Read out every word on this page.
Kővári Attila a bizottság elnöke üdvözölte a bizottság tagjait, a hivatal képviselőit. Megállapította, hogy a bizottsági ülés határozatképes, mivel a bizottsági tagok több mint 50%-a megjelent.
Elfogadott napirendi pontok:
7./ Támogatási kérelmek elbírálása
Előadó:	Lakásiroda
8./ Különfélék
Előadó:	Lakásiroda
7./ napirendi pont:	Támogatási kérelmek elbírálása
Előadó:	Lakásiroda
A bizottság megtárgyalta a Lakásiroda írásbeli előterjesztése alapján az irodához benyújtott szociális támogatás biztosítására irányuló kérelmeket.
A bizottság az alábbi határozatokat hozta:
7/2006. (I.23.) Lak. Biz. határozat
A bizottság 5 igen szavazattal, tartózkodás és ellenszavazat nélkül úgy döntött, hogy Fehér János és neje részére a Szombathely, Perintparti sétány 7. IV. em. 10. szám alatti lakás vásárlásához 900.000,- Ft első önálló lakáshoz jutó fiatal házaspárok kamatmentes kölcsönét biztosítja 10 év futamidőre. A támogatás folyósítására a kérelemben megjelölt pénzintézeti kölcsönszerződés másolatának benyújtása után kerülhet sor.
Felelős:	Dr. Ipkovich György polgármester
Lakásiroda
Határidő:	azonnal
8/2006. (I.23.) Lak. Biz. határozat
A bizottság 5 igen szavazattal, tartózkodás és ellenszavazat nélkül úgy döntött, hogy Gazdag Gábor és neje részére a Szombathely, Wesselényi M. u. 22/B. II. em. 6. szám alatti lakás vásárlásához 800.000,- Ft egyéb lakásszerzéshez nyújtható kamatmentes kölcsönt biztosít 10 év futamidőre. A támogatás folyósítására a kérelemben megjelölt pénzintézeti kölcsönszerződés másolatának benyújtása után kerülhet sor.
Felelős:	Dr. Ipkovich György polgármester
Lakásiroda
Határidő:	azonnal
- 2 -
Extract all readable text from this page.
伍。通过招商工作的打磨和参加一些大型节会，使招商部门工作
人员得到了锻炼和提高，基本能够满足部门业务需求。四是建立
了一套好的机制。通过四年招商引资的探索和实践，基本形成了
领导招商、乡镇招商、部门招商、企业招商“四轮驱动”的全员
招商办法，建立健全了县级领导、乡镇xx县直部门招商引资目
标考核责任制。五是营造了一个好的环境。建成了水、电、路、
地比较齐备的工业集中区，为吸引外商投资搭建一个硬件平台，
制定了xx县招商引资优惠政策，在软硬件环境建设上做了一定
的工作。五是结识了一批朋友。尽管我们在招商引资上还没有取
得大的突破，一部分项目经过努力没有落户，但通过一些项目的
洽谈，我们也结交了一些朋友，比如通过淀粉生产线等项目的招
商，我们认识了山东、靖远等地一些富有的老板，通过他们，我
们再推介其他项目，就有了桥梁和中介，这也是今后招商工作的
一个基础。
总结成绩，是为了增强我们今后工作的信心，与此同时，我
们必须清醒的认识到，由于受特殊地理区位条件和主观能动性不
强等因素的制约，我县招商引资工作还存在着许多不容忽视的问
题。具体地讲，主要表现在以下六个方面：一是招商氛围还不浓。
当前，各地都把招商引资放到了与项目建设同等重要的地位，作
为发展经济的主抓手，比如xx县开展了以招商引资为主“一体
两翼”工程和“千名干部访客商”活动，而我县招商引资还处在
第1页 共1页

________

In the listing above, find the line containing "Extract all readable text from this page." and please quote exactly that line through the last one, and no other lines.

**RESPONSE BELOW:**
Extract all readable text from this page.
伍。通过招商工作的打磨和参加一些大型节会，使招商部门工作
人员得到了锻炼和提高，基本能够满足部门业务需求。四是建立
了一套好的机制。通过四年招商引资的探索和实践，基本形成了
领导招商、乡镇招商、部门招商、企业招商“四轮驱动”的全员
招商办法，建立健全了县级领导、乡镇xx县直部门招商引资目
标考核责任制。五是营造了一个好的环境。建成了水、电、路、
地比较齐备的工业集中区，为吸引外商投资搭建一个硬件平台，
制定了xx县招商引资优惠政策，在软硬件环境建设上做了一定
的工作。五是结识了一批朋友。尽管我们在招商引资上还没有取
得大的突破，一部分项目经过努力没有落户，但通过一些项目的
洽谈，我们也结交了一些朋友，比如通过淀粉生产线等项目的招
商，我们认识了山东、靖远等地一些富有的老板，通过他们，我
们再推介其他项目，就有了桥梁和中介，这也是今后招商工作的
一个基础。
总结成绩，是为了增强我们今后工作的信心，与此同时，我
们必须清醒的认识到，由于受特殊地理区位条件和主观能动性不
强等因素的制约，我县招商引资工作还存在着许多不容忽视的问
题。具体地讲，主要表现在以下六个方面：一是招商氛围还不浓。
当前，各地都把招商引资放到了与项目建设同等重要的地位，作
为发展经济的主抓手，比如xx县开展了以招商引资为主“一体
两翼”工程和“千名干部访客商”活动，而我县招商引资还处在
第1页 共1页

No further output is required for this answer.